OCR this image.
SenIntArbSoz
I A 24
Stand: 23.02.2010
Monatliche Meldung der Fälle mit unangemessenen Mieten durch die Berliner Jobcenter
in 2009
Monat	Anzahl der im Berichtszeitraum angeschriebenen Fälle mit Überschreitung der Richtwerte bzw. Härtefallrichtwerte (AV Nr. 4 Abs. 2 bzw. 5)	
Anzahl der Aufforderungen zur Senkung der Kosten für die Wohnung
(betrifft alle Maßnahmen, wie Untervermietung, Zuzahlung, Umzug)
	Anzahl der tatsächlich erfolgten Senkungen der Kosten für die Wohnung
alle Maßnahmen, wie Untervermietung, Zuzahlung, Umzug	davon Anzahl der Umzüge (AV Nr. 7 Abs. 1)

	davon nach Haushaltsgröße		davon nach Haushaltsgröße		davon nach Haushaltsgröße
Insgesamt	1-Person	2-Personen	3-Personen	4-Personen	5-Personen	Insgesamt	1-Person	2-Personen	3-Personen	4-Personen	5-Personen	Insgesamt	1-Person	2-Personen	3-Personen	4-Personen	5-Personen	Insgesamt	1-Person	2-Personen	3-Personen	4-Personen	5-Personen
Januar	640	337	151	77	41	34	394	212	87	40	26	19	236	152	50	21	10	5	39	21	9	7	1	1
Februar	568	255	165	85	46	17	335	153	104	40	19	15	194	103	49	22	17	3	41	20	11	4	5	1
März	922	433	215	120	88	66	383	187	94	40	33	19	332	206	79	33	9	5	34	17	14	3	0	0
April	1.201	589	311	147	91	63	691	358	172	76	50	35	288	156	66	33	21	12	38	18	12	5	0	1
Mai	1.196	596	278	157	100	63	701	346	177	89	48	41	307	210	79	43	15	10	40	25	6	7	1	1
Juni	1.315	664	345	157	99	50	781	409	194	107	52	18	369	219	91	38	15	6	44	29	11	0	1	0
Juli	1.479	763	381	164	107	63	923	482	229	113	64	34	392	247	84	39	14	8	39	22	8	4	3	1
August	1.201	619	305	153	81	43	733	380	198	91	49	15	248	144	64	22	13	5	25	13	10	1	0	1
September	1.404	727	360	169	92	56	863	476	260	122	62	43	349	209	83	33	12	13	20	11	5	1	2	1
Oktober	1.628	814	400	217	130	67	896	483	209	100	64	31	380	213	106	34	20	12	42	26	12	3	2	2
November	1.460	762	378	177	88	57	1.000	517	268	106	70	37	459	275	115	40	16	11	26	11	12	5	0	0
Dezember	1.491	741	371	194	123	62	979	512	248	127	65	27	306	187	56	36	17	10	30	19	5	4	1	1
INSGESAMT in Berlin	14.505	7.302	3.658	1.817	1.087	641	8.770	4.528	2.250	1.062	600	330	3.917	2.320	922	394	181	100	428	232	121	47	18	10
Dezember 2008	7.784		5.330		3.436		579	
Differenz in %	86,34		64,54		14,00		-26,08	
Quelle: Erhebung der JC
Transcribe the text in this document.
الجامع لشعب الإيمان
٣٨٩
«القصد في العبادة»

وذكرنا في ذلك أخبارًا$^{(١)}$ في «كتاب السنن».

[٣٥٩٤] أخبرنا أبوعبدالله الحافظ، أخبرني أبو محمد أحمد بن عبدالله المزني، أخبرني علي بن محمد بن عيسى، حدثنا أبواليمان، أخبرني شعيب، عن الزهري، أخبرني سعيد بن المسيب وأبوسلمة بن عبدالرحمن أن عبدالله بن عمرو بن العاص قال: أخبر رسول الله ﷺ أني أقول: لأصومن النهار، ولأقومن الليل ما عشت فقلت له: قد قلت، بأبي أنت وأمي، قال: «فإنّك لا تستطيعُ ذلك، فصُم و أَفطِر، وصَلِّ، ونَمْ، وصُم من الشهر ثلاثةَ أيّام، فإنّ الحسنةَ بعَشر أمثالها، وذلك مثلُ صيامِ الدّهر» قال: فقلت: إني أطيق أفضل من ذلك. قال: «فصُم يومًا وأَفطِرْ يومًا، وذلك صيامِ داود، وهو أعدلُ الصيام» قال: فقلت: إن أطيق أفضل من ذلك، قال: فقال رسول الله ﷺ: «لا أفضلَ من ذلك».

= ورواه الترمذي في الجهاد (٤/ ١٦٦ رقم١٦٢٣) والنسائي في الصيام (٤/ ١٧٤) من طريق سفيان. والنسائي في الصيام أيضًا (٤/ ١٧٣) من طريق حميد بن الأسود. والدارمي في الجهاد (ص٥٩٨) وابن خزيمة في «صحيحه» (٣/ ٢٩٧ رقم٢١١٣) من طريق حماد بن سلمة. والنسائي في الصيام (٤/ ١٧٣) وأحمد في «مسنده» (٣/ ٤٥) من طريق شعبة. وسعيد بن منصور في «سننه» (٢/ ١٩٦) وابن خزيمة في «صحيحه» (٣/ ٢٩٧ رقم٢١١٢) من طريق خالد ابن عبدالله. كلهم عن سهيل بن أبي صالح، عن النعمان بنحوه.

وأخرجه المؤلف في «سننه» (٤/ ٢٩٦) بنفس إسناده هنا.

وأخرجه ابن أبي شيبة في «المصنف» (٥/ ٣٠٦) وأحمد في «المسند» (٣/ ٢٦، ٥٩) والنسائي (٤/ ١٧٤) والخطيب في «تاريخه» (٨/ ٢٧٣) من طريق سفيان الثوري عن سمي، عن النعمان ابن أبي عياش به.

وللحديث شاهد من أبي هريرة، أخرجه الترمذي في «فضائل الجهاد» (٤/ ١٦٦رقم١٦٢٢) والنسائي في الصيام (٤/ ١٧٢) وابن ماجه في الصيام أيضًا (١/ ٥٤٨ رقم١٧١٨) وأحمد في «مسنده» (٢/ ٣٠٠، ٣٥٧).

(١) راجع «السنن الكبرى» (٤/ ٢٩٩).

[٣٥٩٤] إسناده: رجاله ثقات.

▶ EXERCISE PROMPT
Reproduce the material verbatim, line by line.

▶ SOLUTION TO THIS EXERCISE
OCR this image.
SenIntArbSoz
I A 24
Stand: 23.02.2010
Monatliche Meldung der Fälle mit unangemessenen Mieten durch die Berliner Jobcenter
in 2009
Monat	Anzahl der im Berichtszeitraum angeschriebenen Fälle mit Überschreitung der Richtwerte bzw. Härtefallrichtwerte (AV Nr. 4 Abs. 2 bzw. 5)	
Anzahl der Aufforderungen zur Senkung der Kosten für die Wohnung
(betrifft alle Maßnahmen, wie Untervermietung, Zuzahlung, Umzug)
	Anzahl der tatsächlich erfolgten Senkungen der Kosten für die Wohnung
alle Maßnahmen, wie Untervermietung, Zuzahlung, Umzug	davon Anzahl der Umzüge (AV Nr. 7 Abs. 1)

	davon nach Haushaltsgröße		davon nach Haushaltsgröße		davon nach Haushaltsgröße
Insgesamt	1-Person	2-Personen	3-Personen	4-Personen	5-Personen	Insgesamt	1-Person	2-Personen	3-Personen	4-Personen	5-Personen	Insgesamt	1-Person	2-Personen	3-Personen	4-Personen	5-Personen	Insgesamt	1-Person	2-Personen	3-Personen	4-Personen	5-Personen
Januar	640	337	151	77	41	34	394	212	87	40	26	19	236	152	50	21	10	5	39	21	9	7	1	1
Februar	568	255	165	85	46	17	335	153	104	40	19	15	194	103	49	22	17	3	41	20	11	4	5	1
März	922	433	215	120	88	66	383	187	94	40	33	19	332	206	79	33	9	5	34	17	14	3	0	0
April	1.201	589	311	147	91	63	691	358	172	76	50	35	288	156	66	33	21	12	38	18	12	5	0	1
Mai	1.196	596	278	157	100	63	701	346	177	89	48	41	307	210	79	43	15	10	40	25	6	7	1	1
Juni	1.315	664	345	157	99	50	781	409	194	107	52	18	369	219	91	38	15	6	44	29	11	0	1	0
Juli	1.479	763	381	164	107	63	923	482	229	113	64	34	392	247	84	39	14	8	39	22	8	4	3	1
August	1.201	619	305	153	81	43	733	380	198	91	49	15	248	144	64	22	13	5	25	13	10	1	0	1
September	1.404	727	360	169	92	56	863	476	260	122	62	43	349	209	83	33	12	13	20	11	5	1	2	1
Oktober	1.628	814	400	217	130	67	896	483	209	100	64	31	380	213	106	34	20	12	42	26	12	3	2	2
November	1.460	762	378	177	88	57	1.000	517	268	106	70	37	459	275	115	40	16	11	26	11	12	5	0	0
Dezember	1.491	741	371	194	123	62	979	512	248	127	65	27	306	187	56	36	17	10	30	19	5	4	1	1
INSGESAMT in Berlin	14.505	7.302	3.658	1.817	1.087	641	8.770	4.528	2.250	1.062	600	330	3.917	2.320	922	394	181	100	428	232	121	47	18	10
Dezember 2008	7.784		5.330		3.436		579	
Differenz in %	86,34		64,54		14,00		-26,08	
Quelle: Erhebung der JC
Transcribe the text in this document.
الجامع لشعب الإيمان
٣٨٩
«القصد في العبادة»

وذكرنا في ذلك أخبارًا$^{(١)}$ في «كتاب السنن».

[٣٥٩٤] أخبرنا أبوعبدالله الحافظ، أخبرني أبو محمد أحمد بن عبدالله المزني، أخبرني علي بن محمد بن عيسى، حدثنا أبواليمان، أخبرني شعيب، عن الزهري، أخبرني سعيد بن المسيب وأبوسلمة بن عبدالرحمن أن عبدالله بن عمرو بن العاص قال: أخبر رسول الله ﷺ أني أقول: لأصومن النهار، ولأقومن الليل ما عشت فقلت له: قد قلت، بأبي أنت وأمي، قال: «فإنّك لا تستطيعُ ذلك، فصُم و أَفطِر، وصَلِّ، ونَمْ، وصُم من الشهر ثلاثةَ أيّام، فإنّ الحسنةَ بعَشر أمثالها، وذلك مثلُ صيامِ الدّهر» قال: فقلت: إني أطيق أفضل من ذلك. قال: «فصُم يومًا وأَفطِرْ يومًا، وذلك صيامِ داود، وهو أعدلُ الصيام» قال: فقلت: إن أطيق أفضل من ذلك، قال: فقال رسول الله ﷺ: «لا أفضلَ من ذلك».

= ورواه الترمذي في الجهاد (٤/ ١٦٦ رقم١٦٢٣) والنسائي في الصيام (٤/ ١٧٤) من طريق سفيان. والنسائي في الصيام أيضًا (٤/ ١٧٣) من طريق حميد بن الأسود. والدارمي في الجهاد (ص٥٩٨) وابن خزيمة في «صحيحه» (٣/ ٢٩٧ رقم٢١١٣) من طريق حماد بن سلمة. والنسائي في الصيام (٤/ ١٧٣) وأحمد في «مسنده» (٣/ ٤٥) من طريق شعبة. وسعيد بن منصور في «سننه» (٢/ ١٩٦) وابن خزيمة في «صحيحه» (٣/ ٢٩٧ رقم٢١١٢) من طريق خالد ابن عبدالله. كلهم عن سهيل بن أبي صالح، عن النعمان بنحوه.

وأخرجه المؤلف في «سننه» (٤/ ٢٩٦) بنفس إسناده هنا.

وأخرجه ابن أبي شيبة في «المصنف» (٥/ ٣٠٦) وأحمد في «المسند» (٣/ ٢٦، ٥٩) والنسائي (٤/ ١٧٤) والخطيب في «تاريخه» (٨/ ٢٧٣) من طريق سفيان الثوري عن سمي، عن النعمان ابن أبي عياش به.

وللحديث شاهد من أبي هريرة، أخرجه الترمذي في «فضائل الجهاد» (٤/ ١٦٦رقم١٦٢٢) والنسائي في الصيام (٤/ ١٧٢) وابن ماجه في الصيام أيضًا (١/ ٥٤٨ رقم١٧١٨) وأحمد في «مسنده» (٢/ ٣٠٠، ٣٥٧).

(١) راجع «السنن الكبرى» (٤/ ٢٩٩).

[٣٥٩٤] إسناده: رجاله ثقات.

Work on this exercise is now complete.